== WHAT YOU ARE ASKED TO DO ==
Give only one thing: the number of lines that include the word "content".

== INPUT RECORDS ==

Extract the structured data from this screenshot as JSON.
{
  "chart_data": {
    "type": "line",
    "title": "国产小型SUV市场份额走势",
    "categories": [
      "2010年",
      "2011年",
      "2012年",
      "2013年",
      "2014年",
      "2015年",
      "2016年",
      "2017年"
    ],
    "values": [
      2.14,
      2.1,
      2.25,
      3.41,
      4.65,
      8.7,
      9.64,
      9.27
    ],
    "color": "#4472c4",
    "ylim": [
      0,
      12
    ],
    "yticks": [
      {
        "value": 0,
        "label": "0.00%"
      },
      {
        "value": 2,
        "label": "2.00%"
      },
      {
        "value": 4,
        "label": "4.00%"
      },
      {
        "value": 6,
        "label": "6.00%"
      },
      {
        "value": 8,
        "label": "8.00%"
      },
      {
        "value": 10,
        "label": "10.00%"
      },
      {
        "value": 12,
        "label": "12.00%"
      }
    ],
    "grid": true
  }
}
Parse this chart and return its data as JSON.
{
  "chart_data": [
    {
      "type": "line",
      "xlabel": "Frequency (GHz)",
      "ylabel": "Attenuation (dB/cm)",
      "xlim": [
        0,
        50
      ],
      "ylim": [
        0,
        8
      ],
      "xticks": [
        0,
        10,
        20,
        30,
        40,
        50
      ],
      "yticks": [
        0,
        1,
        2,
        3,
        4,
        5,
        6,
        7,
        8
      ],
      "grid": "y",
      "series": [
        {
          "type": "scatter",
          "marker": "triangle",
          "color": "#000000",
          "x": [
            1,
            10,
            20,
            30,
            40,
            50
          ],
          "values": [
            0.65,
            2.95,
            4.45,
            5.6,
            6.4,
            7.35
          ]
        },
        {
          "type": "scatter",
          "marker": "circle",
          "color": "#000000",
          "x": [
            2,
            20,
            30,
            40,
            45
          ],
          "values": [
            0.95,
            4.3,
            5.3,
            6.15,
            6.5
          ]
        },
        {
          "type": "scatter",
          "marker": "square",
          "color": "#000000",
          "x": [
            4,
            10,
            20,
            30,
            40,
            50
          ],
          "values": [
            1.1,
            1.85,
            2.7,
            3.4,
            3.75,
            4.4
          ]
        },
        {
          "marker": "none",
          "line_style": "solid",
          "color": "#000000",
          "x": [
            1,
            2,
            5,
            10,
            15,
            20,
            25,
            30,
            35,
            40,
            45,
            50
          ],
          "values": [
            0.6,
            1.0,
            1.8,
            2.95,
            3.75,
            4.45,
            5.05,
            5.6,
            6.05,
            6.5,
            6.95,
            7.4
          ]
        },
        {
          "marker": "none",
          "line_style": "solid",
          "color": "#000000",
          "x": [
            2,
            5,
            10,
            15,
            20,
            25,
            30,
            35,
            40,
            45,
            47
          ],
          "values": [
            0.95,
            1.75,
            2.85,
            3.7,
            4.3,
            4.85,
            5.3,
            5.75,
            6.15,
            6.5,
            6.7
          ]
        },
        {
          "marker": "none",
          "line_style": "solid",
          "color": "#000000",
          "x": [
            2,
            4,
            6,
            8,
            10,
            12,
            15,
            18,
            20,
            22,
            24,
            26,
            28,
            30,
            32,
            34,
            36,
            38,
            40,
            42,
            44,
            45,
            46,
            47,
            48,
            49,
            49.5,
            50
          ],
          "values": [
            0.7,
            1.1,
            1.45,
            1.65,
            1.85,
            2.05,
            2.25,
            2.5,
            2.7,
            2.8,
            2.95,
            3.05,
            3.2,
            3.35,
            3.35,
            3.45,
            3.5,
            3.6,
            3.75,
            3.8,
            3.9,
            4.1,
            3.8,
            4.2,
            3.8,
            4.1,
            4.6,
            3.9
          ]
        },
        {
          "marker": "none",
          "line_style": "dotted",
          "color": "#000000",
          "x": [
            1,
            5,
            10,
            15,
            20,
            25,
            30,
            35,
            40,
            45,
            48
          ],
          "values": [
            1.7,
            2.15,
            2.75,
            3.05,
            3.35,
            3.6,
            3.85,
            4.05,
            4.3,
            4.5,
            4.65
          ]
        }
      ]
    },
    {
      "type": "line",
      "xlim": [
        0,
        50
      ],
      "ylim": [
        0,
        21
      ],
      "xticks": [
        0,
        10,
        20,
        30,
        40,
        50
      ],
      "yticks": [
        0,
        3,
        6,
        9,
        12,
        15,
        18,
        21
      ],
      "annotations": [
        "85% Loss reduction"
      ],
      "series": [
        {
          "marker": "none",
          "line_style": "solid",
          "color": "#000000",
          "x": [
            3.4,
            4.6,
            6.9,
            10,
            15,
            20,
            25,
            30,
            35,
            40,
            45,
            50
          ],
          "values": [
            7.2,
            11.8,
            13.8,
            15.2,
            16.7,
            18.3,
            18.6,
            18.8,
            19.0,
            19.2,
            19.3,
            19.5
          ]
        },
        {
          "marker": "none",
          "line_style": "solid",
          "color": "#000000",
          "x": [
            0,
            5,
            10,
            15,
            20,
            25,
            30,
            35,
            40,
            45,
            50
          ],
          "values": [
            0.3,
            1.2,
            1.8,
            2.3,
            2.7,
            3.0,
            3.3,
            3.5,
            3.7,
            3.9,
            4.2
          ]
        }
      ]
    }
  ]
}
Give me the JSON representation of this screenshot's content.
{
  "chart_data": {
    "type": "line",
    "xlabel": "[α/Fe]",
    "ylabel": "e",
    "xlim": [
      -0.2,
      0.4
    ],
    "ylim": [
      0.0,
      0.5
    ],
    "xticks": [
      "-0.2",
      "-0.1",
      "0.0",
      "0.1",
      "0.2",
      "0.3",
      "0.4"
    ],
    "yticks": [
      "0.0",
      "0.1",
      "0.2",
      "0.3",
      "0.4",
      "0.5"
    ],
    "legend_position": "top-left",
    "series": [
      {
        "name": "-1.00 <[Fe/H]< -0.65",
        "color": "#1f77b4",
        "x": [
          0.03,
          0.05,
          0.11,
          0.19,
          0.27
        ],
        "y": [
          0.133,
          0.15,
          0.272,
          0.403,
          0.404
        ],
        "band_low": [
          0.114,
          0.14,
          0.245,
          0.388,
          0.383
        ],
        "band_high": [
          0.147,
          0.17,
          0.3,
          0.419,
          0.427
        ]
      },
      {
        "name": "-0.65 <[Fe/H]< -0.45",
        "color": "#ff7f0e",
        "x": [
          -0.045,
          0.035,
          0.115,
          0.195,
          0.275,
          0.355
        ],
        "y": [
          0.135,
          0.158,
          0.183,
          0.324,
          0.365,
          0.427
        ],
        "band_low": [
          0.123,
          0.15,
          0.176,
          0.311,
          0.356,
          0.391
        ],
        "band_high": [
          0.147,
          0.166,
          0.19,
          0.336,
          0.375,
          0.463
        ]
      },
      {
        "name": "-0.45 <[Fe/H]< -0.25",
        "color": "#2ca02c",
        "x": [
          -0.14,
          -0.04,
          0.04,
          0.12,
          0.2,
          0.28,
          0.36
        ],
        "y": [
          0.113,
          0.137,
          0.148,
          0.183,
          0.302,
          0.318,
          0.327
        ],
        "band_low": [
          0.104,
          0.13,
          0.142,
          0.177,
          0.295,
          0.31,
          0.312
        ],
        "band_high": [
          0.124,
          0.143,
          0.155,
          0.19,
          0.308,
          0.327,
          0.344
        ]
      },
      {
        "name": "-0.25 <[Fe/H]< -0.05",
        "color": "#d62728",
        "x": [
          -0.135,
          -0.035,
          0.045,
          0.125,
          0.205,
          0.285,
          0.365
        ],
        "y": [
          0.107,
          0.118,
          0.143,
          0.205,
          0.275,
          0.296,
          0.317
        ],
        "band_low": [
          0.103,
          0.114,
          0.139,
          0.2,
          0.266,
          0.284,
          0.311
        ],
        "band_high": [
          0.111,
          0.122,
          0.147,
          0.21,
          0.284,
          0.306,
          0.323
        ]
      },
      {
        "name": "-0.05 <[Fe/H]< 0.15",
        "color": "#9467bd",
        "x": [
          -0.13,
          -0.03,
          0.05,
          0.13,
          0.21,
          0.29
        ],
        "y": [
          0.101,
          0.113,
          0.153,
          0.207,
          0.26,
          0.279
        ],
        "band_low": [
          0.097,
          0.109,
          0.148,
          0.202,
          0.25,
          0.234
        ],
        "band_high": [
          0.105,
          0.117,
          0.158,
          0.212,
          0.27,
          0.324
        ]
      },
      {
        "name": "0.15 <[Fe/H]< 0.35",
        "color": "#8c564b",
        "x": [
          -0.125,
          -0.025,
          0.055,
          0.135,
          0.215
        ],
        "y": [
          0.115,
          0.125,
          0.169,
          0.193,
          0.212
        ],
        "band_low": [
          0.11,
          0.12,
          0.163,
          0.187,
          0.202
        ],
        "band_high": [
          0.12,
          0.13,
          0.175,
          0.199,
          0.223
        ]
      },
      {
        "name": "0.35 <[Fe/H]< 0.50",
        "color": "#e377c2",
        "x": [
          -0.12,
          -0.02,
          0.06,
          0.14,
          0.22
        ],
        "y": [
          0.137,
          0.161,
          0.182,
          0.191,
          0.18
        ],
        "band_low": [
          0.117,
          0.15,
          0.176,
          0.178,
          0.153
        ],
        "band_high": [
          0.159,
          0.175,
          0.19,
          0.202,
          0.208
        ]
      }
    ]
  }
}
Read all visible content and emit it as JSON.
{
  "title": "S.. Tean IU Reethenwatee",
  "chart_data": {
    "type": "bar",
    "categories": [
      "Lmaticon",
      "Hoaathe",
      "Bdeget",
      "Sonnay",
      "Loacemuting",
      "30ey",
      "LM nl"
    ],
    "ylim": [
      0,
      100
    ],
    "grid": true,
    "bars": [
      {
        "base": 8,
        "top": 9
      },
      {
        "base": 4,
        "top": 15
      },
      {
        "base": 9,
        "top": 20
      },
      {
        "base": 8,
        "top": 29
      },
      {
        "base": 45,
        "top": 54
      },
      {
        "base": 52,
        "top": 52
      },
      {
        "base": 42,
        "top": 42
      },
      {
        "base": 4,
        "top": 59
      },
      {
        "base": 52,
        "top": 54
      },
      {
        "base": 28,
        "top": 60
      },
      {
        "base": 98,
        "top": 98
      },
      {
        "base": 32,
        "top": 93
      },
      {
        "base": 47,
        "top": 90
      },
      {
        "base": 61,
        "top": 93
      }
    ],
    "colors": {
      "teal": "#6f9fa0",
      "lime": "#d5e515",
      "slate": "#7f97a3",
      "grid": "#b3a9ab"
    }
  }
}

== REPLY ==
2